Stored records:

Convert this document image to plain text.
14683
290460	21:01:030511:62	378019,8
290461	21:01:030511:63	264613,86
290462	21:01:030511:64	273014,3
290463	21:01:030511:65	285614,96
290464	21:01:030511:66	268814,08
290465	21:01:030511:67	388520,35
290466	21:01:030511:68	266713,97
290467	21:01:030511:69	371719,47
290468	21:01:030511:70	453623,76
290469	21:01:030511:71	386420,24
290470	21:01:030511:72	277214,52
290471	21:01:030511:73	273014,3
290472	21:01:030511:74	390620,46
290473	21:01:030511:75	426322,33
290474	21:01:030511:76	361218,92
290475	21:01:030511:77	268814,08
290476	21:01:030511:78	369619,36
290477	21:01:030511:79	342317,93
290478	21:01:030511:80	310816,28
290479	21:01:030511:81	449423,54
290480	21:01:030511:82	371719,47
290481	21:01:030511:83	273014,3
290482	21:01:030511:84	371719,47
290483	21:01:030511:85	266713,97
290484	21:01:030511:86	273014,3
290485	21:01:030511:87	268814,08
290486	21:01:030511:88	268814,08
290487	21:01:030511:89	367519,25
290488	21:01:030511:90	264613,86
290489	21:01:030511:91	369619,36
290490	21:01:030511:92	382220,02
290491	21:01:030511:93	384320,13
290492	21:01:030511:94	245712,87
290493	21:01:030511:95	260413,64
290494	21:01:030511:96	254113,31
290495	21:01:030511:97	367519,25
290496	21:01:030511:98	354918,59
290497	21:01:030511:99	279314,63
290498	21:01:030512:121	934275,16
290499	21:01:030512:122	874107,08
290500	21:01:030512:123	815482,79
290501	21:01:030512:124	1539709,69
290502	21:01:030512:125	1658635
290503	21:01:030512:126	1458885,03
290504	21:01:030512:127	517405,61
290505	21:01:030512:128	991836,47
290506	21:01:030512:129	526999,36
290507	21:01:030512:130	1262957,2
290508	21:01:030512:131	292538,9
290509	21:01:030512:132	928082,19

Exercise description: Reproduce all of the data exactly as given.

Task answer:
Convert this document image to plain text.
14683
290460	21:01:030511:62	378019,8
290461	21:01:030511:63	264613,86
290462	21:01:030511:64	273014,3
290463	21:01:030511:65	285614,96
290464	21:01:030511:66	268814,08
290465	21:01:030511:67	388520,35
290466	21:01:030511:68	266713,97
290467	21:01:030511:69	371719,47
290468	21:01:030511:70	453623,76
290469	21:01:030511:71	386420,24
290470	21:01:030511:72	277214,52
290471	21:01:030511:73	273014,3
290472	21:01:030511:74	390620,46
290473	21:01:030511:75	426322,33
290474	21:01:030511:76	361218,92
290475	21:01:030511:77	268814,08
290476	21:01:030511:78	369619,36
290477	21:01:030511:79	342317,93
290478	21:01:030511:80	310816,28
290479	21:01:030511:81	449423,54
290480	21:01:030511:82	371719,47
290481	21:01:030511:83	273014,3
290482	21:01:030511:84	371719,47
290483	21:01:030511:85	266713,97
290484	21:01:030511:86	273014,3
290485	21:01:030511:87	268814,08
290486	21:01:030511:88	268814,08
290487	21:01:030511:89	367519,25
290488	21:01:030511:90	264613,86
290489	21:01:030511:91	369619,36
290490	21:01:030511:92	382220,02
290491	21:01:030511:93	384320,13
290492	21:01:030511:94	245712,87
290493	21:01:030511:95	260413,64
290494	21:01:030511:96	254113,31
290495	21:01:030511:97	367519,25
290496	21:01:030511:98	354918,59
290497	21:01:030511:99	279314,63
290498	21:01:030512:121	934275,16
290499	21:01:030512:122	874107,08
290500	21:01:030512:123	815482,79
290501	21:01:030512:124	1539709,69
290502	21:01:030512:125	1658635
290503	21:01:030512:126	1458885,03
290504	21:01:030512:127	517405,61
290505	21:01:030512:128	991836,47
290506	21:01:030512:129	526999,36
290507	21:01:030512:130	1262957,2
290508	21:01:030512:131	292538,9
290509	21:01:030512:132	928082,19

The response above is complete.